• Objective: Report every line below that holds the word "καθώς".

• Figure content listings:
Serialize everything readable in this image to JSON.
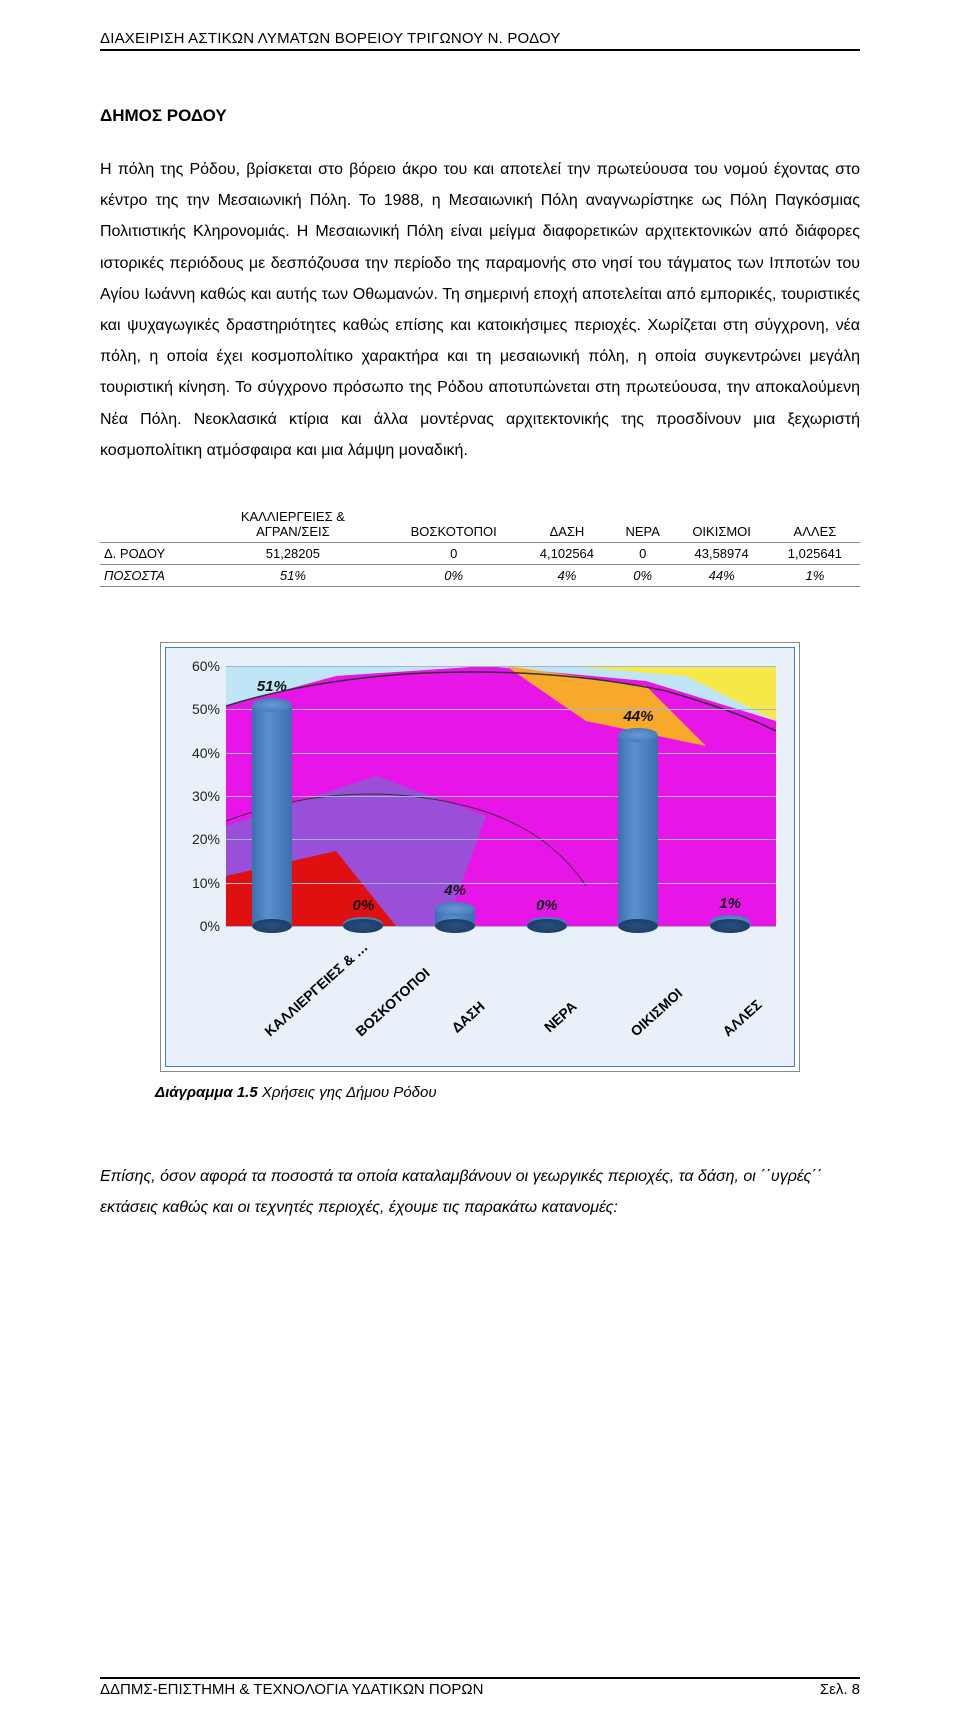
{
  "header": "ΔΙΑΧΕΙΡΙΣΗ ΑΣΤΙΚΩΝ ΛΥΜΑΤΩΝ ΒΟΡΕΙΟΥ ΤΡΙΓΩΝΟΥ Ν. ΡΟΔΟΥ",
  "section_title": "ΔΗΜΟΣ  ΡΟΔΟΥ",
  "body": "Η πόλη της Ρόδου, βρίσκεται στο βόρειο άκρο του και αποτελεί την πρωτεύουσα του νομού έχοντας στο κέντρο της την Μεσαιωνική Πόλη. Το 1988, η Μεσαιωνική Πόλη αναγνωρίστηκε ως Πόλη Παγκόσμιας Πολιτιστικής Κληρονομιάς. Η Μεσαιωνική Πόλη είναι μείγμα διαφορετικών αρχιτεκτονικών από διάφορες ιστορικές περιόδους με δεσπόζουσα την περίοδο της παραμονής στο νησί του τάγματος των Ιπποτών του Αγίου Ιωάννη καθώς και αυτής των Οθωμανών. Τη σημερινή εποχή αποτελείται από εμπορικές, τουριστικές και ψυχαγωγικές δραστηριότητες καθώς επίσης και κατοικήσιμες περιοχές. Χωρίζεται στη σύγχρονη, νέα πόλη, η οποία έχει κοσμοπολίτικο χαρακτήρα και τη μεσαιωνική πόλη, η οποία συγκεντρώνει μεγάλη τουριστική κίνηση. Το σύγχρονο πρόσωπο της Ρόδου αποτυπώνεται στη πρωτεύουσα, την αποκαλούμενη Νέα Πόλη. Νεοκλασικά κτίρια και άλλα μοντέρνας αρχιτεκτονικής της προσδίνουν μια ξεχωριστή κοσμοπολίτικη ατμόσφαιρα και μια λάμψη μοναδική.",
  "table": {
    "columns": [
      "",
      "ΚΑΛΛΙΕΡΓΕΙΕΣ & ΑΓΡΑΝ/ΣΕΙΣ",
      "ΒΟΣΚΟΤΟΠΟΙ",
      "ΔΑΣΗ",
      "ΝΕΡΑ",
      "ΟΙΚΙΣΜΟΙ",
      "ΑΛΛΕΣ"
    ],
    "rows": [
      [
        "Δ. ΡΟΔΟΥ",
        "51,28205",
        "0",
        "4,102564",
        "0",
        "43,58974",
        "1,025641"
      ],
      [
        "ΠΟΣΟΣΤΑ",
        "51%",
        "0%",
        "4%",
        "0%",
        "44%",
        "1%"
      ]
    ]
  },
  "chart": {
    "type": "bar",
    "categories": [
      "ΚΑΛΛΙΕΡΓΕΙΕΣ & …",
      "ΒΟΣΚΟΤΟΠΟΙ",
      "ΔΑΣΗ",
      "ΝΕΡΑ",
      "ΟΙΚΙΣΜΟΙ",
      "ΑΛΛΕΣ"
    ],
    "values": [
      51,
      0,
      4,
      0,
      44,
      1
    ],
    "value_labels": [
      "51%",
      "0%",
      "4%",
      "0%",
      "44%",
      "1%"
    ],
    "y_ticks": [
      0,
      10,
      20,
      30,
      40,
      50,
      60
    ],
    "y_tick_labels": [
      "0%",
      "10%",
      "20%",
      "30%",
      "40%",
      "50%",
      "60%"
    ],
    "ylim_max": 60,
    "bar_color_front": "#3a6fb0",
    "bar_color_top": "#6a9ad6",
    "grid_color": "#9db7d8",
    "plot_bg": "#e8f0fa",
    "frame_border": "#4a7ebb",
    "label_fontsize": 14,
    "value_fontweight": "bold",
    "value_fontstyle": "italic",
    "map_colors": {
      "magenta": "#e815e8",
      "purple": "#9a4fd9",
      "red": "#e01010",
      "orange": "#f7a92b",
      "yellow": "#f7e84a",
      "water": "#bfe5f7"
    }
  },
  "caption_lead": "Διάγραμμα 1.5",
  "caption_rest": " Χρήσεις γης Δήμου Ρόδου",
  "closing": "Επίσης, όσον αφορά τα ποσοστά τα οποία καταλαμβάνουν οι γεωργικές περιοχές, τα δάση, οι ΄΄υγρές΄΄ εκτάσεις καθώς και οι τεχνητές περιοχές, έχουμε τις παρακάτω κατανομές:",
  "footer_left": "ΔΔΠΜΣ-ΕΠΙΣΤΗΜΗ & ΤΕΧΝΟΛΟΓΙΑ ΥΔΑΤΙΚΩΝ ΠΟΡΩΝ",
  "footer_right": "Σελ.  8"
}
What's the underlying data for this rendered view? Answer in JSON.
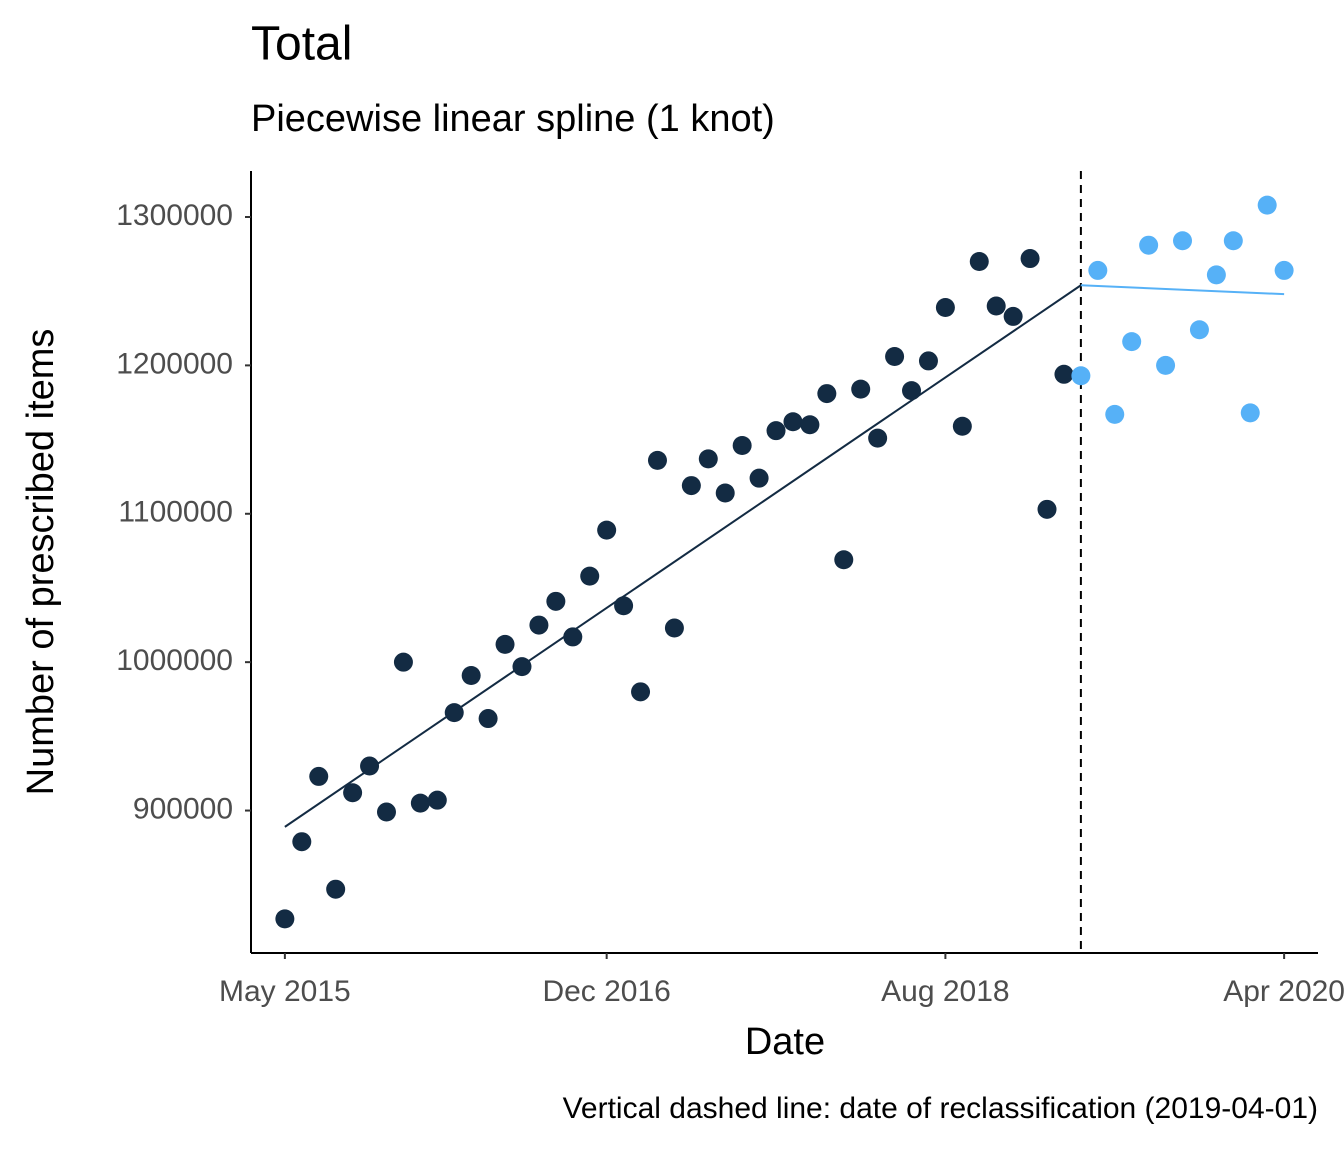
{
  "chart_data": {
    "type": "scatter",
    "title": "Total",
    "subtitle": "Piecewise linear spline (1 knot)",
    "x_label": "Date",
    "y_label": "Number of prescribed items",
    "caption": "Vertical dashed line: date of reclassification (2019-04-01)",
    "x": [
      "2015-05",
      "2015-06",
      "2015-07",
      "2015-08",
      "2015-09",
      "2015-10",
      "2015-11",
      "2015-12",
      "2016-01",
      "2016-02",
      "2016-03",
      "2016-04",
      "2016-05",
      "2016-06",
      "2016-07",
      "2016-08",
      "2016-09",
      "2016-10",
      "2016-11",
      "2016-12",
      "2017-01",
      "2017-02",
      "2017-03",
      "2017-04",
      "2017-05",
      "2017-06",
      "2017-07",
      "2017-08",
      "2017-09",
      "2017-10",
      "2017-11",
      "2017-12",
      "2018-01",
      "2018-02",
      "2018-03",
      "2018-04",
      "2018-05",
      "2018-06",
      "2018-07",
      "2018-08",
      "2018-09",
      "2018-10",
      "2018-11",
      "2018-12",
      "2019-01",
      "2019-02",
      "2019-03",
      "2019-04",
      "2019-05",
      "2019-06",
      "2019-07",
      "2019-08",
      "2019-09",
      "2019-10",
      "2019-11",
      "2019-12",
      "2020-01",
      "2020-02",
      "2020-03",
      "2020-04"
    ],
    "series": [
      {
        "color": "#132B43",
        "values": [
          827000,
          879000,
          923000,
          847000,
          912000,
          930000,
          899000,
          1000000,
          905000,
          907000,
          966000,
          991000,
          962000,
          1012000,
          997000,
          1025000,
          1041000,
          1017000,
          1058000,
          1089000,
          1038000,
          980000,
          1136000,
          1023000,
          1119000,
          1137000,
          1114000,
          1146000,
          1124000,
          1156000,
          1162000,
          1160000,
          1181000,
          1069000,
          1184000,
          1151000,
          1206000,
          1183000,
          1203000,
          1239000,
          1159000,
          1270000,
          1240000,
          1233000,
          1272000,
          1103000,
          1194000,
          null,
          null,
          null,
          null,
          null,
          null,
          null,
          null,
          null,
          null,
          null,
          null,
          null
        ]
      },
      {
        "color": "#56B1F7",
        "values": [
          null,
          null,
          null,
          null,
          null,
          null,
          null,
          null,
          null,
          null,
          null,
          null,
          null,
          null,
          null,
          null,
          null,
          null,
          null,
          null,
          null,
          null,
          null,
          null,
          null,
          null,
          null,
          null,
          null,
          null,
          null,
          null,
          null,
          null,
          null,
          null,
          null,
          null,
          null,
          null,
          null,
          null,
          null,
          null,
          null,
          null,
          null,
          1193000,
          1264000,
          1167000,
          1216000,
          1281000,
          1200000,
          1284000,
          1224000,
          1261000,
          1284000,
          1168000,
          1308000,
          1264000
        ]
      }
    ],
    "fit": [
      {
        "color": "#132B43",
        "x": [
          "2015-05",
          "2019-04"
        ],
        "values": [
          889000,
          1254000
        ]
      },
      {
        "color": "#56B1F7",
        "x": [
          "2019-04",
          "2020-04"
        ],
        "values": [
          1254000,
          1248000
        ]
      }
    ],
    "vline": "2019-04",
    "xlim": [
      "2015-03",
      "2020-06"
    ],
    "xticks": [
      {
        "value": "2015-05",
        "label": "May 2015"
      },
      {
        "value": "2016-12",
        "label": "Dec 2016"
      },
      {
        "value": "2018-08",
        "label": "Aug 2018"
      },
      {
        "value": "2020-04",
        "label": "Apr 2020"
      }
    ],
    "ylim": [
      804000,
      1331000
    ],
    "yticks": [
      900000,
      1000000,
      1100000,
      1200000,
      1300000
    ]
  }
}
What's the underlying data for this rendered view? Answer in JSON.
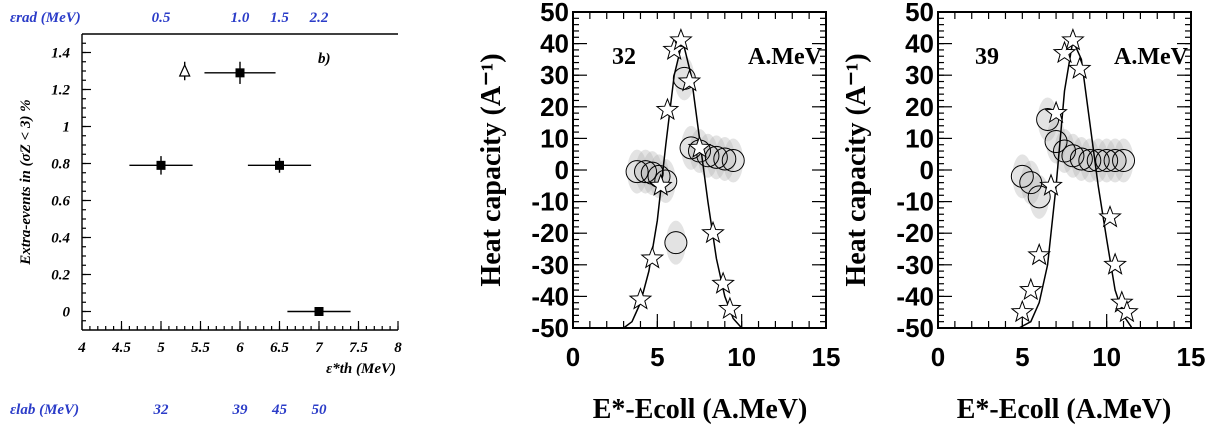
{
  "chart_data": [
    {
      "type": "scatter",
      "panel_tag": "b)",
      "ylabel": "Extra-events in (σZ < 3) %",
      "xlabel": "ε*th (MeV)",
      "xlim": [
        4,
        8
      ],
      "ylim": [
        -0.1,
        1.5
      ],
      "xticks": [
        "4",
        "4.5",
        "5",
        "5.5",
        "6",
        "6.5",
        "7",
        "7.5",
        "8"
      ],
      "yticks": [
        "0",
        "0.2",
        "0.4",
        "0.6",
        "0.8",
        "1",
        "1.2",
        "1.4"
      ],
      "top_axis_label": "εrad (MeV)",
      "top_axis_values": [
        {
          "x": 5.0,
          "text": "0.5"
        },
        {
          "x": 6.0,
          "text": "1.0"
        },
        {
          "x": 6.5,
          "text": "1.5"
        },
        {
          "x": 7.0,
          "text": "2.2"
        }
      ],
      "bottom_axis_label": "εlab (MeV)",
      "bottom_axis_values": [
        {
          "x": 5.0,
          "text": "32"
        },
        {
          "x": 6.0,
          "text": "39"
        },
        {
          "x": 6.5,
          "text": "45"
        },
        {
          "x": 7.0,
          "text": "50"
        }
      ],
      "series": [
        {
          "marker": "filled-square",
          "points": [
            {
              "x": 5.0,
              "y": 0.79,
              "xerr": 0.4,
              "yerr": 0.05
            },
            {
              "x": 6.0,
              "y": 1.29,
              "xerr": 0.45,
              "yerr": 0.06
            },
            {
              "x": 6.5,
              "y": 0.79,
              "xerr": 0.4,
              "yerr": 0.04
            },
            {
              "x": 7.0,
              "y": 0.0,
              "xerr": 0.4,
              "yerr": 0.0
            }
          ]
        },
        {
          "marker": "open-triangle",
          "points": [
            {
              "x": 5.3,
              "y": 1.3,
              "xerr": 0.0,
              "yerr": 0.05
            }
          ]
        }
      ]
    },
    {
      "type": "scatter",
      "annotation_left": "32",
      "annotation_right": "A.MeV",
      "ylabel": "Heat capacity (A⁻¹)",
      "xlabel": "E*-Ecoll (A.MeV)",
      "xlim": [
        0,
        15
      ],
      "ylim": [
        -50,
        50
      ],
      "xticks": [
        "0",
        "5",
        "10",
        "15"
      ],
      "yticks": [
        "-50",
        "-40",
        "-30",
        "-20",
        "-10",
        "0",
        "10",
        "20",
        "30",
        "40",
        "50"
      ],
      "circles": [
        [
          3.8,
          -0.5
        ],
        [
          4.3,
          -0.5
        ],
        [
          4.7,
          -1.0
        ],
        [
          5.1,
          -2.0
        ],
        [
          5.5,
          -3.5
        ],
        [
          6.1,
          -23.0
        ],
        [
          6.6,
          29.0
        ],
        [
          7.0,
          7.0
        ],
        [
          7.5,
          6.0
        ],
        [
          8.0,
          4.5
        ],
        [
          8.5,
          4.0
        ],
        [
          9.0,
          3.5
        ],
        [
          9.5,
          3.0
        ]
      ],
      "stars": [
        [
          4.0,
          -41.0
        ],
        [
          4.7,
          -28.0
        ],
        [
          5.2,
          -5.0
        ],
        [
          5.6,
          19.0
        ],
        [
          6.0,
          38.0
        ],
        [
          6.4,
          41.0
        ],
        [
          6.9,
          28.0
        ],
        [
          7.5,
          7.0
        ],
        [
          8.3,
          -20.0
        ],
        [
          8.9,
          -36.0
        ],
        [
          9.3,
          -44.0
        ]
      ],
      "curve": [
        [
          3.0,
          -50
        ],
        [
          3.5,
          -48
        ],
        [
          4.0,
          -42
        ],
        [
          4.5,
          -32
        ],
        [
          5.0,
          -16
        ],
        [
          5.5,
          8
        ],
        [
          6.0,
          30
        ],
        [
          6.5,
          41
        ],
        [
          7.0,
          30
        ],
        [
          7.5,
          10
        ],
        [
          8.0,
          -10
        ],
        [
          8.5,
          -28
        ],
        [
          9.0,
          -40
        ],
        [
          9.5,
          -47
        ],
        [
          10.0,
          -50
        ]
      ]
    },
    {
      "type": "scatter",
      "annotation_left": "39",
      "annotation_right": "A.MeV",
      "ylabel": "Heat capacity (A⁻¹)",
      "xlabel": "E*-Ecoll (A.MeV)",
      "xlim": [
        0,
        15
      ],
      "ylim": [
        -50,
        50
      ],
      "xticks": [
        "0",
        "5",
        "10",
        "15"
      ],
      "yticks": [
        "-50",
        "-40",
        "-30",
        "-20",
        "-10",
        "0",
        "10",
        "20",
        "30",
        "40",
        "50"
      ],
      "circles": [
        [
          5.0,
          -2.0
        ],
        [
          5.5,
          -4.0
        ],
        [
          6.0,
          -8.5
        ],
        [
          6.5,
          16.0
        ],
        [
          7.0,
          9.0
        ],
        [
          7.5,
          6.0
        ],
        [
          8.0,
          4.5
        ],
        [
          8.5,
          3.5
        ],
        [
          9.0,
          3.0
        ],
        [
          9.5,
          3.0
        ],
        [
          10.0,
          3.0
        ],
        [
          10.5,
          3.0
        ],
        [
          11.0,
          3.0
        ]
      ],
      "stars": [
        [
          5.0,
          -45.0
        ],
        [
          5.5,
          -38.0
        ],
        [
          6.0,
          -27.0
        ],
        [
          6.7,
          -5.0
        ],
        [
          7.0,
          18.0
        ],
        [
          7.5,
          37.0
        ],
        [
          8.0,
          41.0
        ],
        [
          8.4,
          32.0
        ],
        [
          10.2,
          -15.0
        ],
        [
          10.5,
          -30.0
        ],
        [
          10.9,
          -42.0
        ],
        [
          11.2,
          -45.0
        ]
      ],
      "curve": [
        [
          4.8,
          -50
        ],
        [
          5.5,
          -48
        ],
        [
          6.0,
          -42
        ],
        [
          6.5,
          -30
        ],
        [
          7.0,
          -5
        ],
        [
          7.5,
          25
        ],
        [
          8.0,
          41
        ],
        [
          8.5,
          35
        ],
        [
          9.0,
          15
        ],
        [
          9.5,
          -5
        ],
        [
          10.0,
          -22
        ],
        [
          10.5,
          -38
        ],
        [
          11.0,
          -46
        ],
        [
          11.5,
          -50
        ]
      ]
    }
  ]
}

• Complete output:
  "body": "Η πόλη της Ρόδου, βρίσκεται στο βόρειο άκρο του και αποτελεί την πρωτεύουσα του νομού έχοντας στο κέντρο της την Μεσαιωνική Πόλη. Το 1988, η Μεσαιωνική Πόλη αναγνωρίστηκε ως Πόλη Παγκόσμιας Πολιτιστικής Κληρονομιάς. Η Μεσαιωνική Πόλη είναι μείγμα διαφορετικών αρχιτεκτονικών από διάφορες ιστορικές περιόδους με δεσπόζουσα την περίοδο της παραμονής στο νησί του τάγματος των Ιπποτών του Αγίου Ιωάννη καθώς και αυτής των Οθωμανών. Τη σημερινή εποχή αποτελείται από εμπορικές, τουριστικές και ψυχαγωγικές δραστηριότητες καθώς επίσης και κατοικήσιμες περιοχές. Χωρίζεται στη σύγχρονη, νέα πόλη, η οποία έχει κοσμοπολίτικο χαρακτήρα και τη μεσαιωνική πόλη, η οποία συγκεντρώνει μεγάλη τουριστική κίνηση. Το σύγχρονο πρόσωπο της Ρόδου αποτυπώνεται στη πρωτεύουσα, την αποκαλούμενη Νέα Πόλη. Νεοκλασικά κτίρια και άλλα μοντέρνας αρχιτεκτονικής της προσδίνουν μια ξεχωριστή κοσμοπολίτικη ατμόσφαιρα και μια λάμψη μοναδική.",
  "closing": "Επίσης, όσον αφορά τα ποσοστά τα οποία καταλαμβάνουν οι γεωργικές περιοχές, τα δάση, οι ΄΄υγρές΄΄ εκτάσεις καθώς και οι τεχνητές περιοχές, έχουμε τις παρακάτω κατανομές:",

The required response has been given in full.